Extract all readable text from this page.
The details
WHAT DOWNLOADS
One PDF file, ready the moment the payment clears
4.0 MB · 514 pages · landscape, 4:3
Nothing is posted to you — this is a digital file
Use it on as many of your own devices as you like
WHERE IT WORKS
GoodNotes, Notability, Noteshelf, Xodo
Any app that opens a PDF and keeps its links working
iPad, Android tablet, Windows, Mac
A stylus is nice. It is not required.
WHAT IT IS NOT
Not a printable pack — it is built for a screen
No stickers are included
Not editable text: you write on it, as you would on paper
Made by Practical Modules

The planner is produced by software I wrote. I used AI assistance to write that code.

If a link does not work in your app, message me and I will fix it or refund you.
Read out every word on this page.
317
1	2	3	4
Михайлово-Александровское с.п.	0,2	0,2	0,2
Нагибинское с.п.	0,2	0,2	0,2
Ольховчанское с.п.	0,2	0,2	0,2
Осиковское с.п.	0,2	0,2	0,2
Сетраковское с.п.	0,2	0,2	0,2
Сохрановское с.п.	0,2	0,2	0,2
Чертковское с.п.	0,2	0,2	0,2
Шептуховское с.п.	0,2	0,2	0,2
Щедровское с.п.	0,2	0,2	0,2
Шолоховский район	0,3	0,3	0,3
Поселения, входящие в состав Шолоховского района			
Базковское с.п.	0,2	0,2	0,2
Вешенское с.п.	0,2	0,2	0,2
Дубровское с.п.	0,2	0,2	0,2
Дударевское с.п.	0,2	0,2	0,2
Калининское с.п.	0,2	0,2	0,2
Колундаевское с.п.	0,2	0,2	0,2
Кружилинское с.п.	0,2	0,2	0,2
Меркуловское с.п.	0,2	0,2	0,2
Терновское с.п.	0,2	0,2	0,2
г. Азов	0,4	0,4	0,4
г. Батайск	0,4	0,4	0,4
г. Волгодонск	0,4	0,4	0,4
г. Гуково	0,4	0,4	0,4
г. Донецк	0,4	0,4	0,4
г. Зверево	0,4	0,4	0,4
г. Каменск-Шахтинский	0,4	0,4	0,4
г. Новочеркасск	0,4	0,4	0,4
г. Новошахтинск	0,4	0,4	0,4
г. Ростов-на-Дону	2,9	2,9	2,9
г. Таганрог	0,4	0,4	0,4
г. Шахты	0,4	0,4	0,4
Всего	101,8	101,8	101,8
......
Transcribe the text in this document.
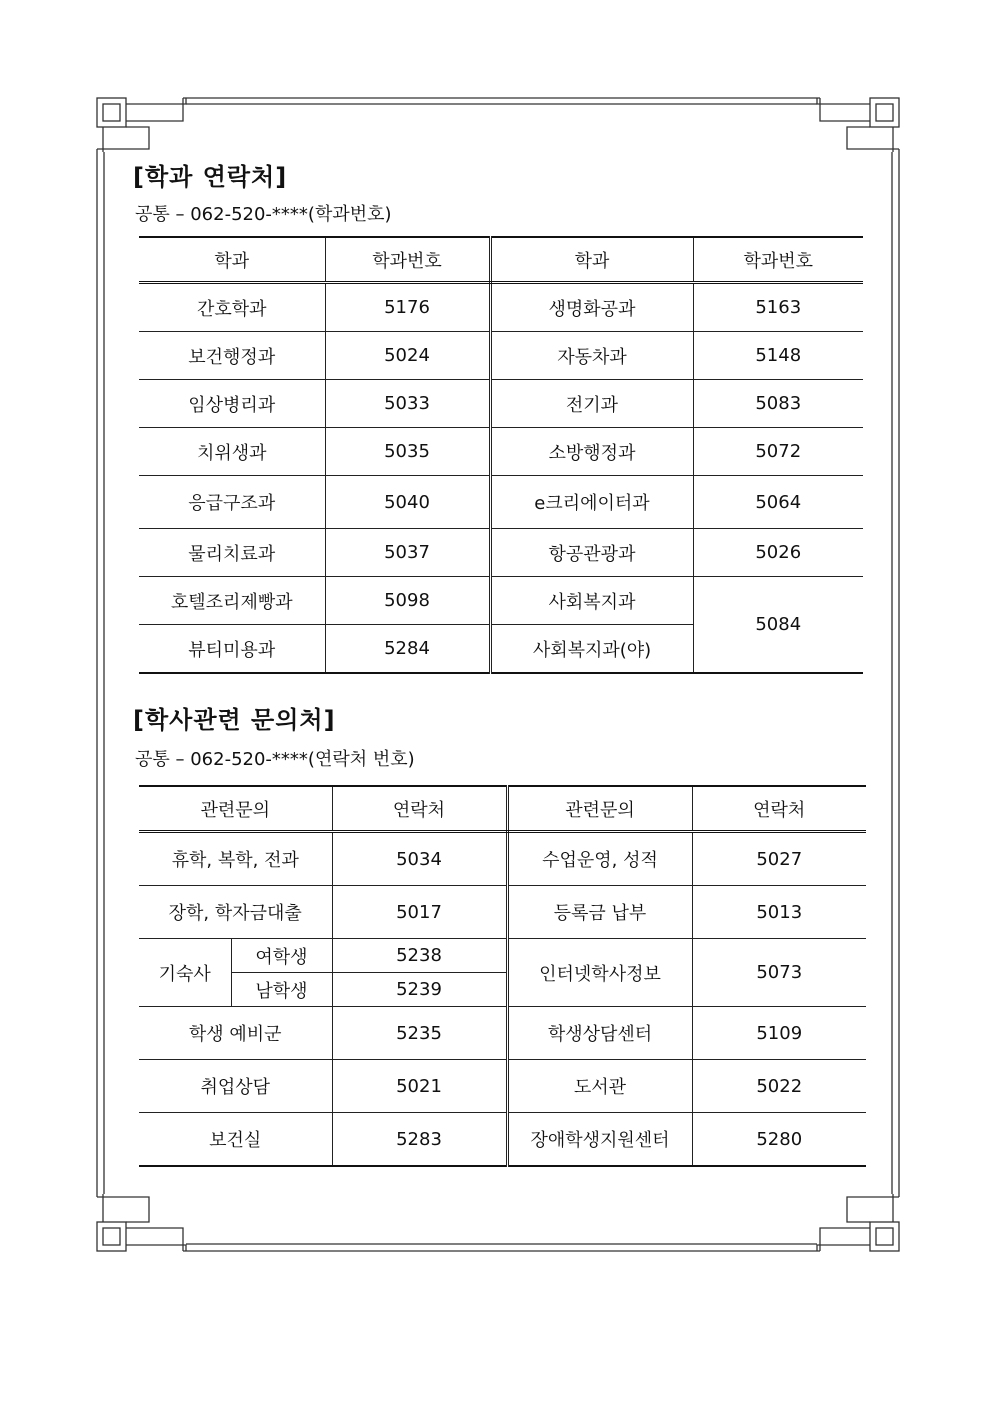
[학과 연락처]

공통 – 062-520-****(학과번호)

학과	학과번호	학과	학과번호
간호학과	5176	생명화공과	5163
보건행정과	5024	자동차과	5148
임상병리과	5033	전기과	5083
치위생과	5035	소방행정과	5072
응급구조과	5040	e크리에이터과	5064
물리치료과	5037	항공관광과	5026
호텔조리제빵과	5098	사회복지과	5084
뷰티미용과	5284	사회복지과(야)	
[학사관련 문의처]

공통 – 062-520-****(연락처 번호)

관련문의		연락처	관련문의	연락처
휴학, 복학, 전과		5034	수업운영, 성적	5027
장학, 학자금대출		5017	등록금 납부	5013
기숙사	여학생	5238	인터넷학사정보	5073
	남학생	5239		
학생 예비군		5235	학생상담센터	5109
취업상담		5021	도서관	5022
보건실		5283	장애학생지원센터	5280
......
EXERCISE REQUIREMENTS: Above are the records. Copy every line in them holding "this".

TASK OUTPUT:
Extract all readable text from this page.
Nothing is posted to you — this is a digital file
Read out every word on this page.
Transcribe the text in this document.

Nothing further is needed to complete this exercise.